--- SHORT EXERCISE A ---
Copy the records word for word, from their first line through the line that contains "checklist-label: timetable board".

--- TEXT SECTION ---
It’s been a hard and odd week so far.
Monday was terrible, I didn’t even want to work at the school anymore after having the horrific year 10 group… I even wrote to my agent and made an appointment to speak to the head of dept after school.
The day did improve, my agent asked me to hang in there and see if it got better, the other lessons went okay and the chat with the head of dept made me feel a lot better. I realised that afterwards the dept/ head was slightly worried about me leaving, I can understand their concern. Afterall they got me in because a supply teacher left/asked to leave (I’m not sure what happened to them) and just after I’d done a week another supply teacher left on the friday and did not come back on the monday.
Up until now they had been aware that I had only wanted short-term and day-to-day contracts, and I knew that they wanted someone a bit more permanent. I sent him an email outlining the fact that 1) If I said I’d work at a place I wouldn’t leave or not come unless I was ill or injured. 2) If I found it intolerable I would give them at least 2 weeks notice and lastly, if they wanted me to stay until half term, or christmas all they had to do was ASK.
They emailed me back and said ‘Please would you stay until christmas?’
In the morning I walked in, nodded at them and said ‘Yes I will’ then went an carried on with my marking.
It is nice to feel wanted and appreciated, it’s also nice that the head of dept. told a person in front of me that I am a lifesaver and not just a body in front of the kids.

--- SHORT EXERCISE B ---
Continue the account of a supply teacher's hard week at a school from where it stops.

--- DATA EXTRACT ---
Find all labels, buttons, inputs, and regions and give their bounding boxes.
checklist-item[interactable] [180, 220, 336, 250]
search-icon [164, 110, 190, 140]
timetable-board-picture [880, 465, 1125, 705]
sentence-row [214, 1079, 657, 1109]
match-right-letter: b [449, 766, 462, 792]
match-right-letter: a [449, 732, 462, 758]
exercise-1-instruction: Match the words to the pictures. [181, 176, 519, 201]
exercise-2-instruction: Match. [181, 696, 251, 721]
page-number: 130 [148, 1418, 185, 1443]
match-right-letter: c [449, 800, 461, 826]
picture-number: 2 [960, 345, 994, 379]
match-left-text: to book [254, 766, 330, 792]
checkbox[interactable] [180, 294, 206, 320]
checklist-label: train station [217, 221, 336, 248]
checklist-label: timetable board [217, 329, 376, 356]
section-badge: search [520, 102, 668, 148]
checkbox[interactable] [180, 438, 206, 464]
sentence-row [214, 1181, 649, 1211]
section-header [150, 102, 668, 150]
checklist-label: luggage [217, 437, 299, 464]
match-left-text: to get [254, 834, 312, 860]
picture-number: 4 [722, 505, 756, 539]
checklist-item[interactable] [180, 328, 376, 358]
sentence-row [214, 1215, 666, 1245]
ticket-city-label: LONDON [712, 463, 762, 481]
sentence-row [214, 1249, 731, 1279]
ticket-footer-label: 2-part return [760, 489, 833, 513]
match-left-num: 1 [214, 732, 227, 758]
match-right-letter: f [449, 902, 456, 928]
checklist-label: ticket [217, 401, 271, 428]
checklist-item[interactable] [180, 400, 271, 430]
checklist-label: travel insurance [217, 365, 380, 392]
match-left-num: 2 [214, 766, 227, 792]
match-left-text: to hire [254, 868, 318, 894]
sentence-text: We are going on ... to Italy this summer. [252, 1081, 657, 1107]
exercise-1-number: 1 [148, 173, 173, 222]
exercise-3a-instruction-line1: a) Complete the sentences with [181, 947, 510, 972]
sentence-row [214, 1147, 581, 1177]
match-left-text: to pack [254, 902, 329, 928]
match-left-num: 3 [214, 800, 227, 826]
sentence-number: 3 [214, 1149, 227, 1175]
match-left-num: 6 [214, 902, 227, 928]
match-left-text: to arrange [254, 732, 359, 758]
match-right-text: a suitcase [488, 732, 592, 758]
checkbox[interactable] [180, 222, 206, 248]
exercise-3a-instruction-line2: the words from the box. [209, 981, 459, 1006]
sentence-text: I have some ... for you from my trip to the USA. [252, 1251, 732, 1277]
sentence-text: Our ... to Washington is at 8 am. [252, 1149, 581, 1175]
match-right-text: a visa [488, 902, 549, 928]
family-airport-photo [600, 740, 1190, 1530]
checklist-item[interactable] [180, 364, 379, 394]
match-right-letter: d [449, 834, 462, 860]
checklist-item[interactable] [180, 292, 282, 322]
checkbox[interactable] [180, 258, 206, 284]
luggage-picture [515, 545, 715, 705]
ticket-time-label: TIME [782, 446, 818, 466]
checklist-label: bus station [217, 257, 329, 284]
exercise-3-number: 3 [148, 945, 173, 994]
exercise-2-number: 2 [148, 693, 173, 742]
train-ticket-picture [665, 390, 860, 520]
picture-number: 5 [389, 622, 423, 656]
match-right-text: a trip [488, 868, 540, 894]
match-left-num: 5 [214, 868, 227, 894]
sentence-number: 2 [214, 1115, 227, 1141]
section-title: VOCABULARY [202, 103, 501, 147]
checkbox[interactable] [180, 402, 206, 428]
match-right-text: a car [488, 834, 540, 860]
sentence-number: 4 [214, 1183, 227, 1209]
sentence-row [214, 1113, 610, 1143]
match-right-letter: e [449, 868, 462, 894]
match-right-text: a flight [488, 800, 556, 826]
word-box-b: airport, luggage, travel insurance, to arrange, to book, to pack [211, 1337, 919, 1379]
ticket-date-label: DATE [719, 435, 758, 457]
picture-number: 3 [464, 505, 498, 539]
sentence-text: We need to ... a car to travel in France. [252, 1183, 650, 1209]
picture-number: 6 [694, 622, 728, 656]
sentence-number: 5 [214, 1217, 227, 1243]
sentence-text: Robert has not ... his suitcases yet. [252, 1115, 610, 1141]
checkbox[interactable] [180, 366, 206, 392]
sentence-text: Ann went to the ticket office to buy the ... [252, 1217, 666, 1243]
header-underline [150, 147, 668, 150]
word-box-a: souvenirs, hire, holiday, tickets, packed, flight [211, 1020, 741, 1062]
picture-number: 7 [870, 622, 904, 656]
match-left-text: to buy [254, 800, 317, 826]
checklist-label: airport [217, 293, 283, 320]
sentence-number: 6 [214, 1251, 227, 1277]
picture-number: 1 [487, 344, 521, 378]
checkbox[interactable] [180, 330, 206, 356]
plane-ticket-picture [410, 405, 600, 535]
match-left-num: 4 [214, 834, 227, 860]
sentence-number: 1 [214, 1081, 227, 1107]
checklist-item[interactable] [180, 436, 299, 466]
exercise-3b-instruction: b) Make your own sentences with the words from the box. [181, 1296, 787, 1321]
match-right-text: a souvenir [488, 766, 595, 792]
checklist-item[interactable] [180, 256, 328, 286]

--- EXERCISE ANSWER A ---
Find all labels, buttons, inputs, and regions and give their bounding boxes.
checklist-item[interactable] [180, 220, 336, 250]
search-icon [164, 110, 190, 140]
timetable-board-picture [880, 465, 1125, 705]
sentence-row [214, 1079, 657, 1109]
match-right-letter: b [449, 766, 462, 792]
match-right-letter: a [449, 732, 462, 758]
exercise-1-instruction: Match the words to the pictures. [181, 176, 519, 201]
exercise-2-instruction: Match. [181, 696, 251, 721]
page-number: 130 [148, 1418, 185, 1443]
match-right-letter: c [449, 800, 461, 826]
picture-number: 2 [960, 345, 994, 379]
match-left-text: to book [254, 766, 330, 792]
checkbox[interactable] [180, 294, 206, 320]
checklist-label: train station [217, 221, 336, 248]
checklist-label: timetable board [217, 329, 376, 356]

--- EXERCISE ANSWER B ---
I decided that now I have the schools behaviour software that I can be more effective and also deal with a loom band issue. Basically there is a class that when I’m writing on the board flick loom band bands at me. They don’t hurt, I admit I can’t even feel them, but it is disrespectful and could cause me problems if one were to say hit me in the eye. The whole class have been giving me grief the last week or so. I decided that enough was enough and asked several senior members of staff to stop by the lesson.
It wasn’t a perfect option, however after one of the senior members came in, saw some loom bands on the floor, made them all empty their pockets, then started taking them all out of class one-by-one, they realised that they may have made a mistake.
I also came to a compromise with a pair of girls in one of my other classes who I had back for detention today. It basically boils down to this – I will allow the class to not sit in a seating plan for one lesson. If they all behave then I will continue to do so – however, if they do not, the two girls will not only have a half hour detention with me, but will also HELP me write a new seating plan. We’ll see how that goes, I’m willing to give a little, but I’m not naive enough to think it’ll be a perfect ending.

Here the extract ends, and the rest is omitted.